Using the entries that follow, collect the lines where the word "color" appears.

-- begin Dataset rows --

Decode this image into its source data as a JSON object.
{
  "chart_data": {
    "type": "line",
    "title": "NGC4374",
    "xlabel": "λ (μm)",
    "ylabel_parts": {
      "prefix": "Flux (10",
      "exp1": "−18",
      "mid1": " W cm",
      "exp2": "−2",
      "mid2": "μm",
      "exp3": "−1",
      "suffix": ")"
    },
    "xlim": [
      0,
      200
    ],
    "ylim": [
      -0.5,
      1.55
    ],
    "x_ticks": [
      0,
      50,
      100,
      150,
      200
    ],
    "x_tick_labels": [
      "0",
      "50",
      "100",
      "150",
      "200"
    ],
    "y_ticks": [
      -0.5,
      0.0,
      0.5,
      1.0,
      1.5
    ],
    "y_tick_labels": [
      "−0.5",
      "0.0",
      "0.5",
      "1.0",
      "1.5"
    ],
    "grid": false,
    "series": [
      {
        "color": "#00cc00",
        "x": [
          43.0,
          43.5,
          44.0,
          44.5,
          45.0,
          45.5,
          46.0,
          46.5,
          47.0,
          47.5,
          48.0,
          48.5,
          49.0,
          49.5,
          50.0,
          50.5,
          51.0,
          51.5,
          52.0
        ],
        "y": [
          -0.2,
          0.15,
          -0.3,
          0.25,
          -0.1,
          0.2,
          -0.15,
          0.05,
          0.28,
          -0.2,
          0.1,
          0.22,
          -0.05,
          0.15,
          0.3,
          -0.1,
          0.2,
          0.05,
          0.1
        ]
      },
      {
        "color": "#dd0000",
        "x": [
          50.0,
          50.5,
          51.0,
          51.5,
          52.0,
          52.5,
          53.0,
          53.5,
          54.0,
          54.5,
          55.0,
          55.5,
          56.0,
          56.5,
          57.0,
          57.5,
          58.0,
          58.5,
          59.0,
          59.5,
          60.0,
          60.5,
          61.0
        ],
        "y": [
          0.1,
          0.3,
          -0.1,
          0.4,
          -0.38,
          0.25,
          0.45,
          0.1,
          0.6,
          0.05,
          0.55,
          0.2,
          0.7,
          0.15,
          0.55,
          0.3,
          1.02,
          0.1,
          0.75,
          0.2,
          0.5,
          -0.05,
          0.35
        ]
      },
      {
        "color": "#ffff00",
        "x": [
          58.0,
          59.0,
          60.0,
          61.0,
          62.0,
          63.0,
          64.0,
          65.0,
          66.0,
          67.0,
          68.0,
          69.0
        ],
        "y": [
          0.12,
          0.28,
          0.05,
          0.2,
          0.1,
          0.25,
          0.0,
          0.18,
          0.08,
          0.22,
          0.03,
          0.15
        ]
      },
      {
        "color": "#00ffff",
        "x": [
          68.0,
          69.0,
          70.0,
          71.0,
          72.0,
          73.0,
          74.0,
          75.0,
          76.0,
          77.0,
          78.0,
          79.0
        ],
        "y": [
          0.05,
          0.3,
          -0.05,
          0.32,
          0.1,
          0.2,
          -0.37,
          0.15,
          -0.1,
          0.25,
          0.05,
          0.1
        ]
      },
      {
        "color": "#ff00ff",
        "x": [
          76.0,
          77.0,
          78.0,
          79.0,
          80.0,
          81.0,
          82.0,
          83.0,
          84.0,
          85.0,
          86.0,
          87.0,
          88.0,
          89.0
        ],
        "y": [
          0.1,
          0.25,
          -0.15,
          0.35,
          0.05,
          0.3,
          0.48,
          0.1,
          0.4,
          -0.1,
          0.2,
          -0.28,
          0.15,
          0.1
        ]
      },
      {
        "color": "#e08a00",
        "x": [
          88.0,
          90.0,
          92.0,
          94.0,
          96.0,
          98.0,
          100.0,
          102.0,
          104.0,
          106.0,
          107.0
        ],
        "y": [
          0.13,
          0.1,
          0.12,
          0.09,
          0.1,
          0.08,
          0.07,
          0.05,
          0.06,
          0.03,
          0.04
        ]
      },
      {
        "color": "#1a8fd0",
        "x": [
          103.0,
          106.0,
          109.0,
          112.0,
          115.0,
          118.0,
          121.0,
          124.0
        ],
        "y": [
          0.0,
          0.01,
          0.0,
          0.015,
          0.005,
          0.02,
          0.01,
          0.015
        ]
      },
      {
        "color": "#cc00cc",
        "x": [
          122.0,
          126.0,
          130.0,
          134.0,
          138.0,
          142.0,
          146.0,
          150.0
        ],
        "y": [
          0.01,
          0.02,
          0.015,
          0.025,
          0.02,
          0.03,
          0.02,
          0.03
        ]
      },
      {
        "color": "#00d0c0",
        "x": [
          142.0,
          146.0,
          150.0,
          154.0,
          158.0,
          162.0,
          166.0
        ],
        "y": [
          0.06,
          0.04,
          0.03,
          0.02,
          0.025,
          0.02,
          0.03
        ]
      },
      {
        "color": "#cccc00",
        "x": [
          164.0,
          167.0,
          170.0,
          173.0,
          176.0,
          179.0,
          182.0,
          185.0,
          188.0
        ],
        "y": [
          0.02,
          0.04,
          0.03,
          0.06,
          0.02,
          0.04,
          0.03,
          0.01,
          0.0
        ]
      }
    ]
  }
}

-- end Dataset rows --

(Output for this exercise):
        "color": "#00cc00",
        "color": "#dd0000",
        "color": "#ffff00",
        "color": "#00ffff",
        "color": "#ff00ff",
        "color": "#e08a00",
        "color": "#1a8fd0",
        "color": "#cc00cc",
        "color": "#00d0c0",
        "color": "#cccc00",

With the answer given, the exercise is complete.